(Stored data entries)
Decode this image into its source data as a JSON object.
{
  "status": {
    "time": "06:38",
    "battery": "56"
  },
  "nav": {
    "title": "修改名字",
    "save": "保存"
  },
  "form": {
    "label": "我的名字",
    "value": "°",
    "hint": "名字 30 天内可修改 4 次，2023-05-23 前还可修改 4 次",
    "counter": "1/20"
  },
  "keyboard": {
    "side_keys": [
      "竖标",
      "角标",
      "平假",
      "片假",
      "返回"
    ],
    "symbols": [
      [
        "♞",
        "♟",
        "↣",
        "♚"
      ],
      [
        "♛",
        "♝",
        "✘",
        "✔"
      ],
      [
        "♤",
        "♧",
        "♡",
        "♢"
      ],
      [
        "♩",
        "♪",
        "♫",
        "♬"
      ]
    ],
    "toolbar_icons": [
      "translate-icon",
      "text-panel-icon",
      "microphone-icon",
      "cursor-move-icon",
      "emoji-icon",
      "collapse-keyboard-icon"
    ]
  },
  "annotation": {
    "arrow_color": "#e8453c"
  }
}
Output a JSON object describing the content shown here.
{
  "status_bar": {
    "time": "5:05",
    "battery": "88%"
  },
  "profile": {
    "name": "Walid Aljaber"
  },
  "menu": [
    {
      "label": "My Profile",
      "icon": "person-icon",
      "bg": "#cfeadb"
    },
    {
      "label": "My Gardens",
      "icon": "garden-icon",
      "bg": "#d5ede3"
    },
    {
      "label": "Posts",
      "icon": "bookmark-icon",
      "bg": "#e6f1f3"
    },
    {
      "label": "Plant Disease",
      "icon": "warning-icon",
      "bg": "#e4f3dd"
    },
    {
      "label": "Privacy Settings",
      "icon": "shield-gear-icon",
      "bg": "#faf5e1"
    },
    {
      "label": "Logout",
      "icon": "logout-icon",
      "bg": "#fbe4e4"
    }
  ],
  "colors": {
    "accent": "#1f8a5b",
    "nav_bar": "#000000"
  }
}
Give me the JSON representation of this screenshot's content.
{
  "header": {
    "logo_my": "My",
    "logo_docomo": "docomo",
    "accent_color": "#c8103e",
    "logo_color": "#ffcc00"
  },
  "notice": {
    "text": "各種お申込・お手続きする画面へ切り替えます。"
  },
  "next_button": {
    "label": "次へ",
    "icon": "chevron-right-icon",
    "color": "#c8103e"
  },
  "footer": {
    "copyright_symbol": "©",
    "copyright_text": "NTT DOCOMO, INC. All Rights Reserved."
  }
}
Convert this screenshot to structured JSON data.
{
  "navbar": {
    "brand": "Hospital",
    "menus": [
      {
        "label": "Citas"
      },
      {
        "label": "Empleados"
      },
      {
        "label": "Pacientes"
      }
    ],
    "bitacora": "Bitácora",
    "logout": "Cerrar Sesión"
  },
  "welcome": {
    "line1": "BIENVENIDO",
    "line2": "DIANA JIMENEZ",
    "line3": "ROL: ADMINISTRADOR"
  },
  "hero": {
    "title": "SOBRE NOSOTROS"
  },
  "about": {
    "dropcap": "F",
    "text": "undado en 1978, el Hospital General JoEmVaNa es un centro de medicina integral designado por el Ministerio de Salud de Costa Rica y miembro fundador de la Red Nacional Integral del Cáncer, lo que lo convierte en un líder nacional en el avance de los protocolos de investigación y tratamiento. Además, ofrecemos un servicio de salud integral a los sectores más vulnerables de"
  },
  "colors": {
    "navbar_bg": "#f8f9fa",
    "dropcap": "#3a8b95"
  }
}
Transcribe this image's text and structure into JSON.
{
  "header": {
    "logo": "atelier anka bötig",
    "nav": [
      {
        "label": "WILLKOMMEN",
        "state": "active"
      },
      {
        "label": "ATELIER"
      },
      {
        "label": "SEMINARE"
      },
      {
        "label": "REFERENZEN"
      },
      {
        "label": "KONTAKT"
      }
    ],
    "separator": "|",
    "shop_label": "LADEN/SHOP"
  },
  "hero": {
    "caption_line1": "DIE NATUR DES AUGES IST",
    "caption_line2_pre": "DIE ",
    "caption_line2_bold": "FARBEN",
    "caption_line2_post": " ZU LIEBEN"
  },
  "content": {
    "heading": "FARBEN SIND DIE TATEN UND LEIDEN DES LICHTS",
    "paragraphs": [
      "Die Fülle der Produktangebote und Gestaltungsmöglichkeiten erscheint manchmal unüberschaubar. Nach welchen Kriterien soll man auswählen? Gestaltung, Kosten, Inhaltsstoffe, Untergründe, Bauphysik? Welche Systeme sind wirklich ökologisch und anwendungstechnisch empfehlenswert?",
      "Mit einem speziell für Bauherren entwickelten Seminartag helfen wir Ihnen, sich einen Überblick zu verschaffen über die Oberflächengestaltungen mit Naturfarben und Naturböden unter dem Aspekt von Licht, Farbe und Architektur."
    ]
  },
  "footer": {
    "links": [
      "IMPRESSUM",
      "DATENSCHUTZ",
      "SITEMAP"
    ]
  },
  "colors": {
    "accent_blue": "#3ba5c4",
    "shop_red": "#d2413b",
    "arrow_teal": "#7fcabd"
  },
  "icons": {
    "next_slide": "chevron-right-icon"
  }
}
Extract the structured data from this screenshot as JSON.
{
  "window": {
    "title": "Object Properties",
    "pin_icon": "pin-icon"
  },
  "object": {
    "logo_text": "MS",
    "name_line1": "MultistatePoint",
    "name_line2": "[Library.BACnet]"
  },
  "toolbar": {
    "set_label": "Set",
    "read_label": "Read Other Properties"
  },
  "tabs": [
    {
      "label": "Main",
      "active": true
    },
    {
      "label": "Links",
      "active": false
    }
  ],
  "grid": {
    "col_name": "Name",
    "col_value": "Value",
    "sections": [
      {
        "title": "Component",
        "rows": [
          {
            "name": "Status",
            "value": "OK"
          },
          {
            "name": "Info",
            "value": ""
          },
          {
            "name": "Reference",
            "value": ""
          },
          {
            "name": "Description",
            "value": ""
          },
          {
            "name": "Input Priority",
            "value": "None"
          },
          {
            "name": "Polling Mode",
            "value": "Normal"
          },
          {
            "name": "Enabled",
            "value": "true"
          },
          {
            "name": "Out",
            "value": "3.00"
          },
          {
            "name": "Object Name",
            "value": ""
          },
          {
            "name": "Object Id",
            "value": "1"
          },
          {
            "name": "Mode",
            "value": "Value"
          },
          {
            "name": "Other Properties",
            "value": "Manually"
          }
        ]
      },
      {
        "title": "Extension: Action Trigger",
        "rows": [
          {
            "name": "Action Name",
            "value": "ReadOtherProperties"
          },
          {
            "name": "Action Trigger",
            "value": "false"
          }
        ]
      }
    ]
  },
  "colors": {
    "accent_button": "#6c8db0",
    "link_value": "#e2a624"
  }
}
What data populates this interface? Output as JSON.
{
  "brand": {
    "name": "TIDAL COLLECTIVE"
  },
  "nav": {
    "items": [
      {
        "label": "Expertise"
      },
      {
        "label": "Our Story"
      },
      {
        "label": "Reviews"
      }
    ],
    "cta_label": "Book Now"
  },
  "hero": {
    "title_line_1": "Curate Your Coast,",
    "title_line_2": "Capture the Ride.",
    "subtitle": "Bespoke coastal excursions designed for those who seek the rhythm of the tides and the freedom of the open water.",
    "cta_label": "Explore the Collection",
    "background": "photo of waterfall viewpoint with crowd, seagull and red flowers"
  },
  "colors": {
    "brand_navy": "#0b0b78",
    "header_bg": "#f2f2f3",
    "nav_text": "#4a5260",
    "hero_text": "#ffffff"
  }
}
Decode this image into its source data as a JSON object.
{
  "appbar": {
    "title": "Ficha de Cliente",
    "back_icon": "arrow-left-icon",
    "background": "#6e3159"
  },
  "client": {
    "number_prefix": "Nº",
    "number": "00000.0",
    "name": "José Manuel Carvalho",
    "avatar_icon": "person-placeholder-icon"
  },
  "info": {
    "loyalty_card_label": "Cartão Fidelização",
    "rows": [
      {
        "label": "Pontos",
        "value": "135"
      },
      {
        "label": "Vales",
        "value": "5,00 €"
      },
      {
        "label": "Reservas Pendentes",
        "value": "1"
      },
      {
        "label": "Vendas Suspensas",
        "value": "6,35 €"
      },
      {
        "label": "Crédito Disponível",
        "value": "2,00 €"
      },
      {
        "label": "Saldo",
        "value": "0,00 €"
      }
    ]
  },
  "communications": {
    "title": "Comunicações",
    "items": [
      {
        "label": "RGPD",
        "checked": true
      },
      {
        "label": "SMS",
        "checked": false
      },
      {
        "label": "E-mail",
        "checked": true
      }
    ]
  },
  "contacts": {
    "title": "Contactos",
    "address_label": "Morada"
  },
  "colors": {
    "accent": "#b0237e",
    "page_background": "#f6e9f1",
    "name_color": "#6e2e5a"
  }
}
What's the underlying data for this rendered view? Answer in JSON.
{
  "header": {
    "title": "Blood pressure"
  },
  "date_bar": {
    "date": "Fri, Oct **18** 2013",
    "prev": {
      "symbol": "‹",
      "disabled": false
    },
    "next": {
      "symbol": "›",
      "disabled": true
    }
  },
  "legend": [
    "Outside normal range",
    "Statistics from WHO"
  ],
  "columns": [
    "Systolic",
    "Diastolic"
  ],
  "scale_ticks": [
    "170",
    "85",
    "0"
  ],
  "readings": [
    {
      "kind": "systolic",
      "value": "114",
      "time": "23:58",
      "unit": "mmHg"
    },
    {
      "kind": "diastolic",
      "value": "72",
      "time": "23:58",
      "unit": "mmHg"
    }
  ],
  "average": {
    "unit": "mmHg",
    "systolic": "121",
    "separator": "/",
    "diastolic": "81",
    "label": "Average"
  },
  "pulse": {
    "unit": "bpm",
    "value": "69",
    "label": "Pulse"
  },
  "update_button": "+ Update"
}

Job =
From the entries, report each line that includes the word "screenshot".

Full response =
Give me the JSON representation of this screenshot's content.
Convert this screenshot to structured JSON data.
Extract the structured data from this screenshot as JSON.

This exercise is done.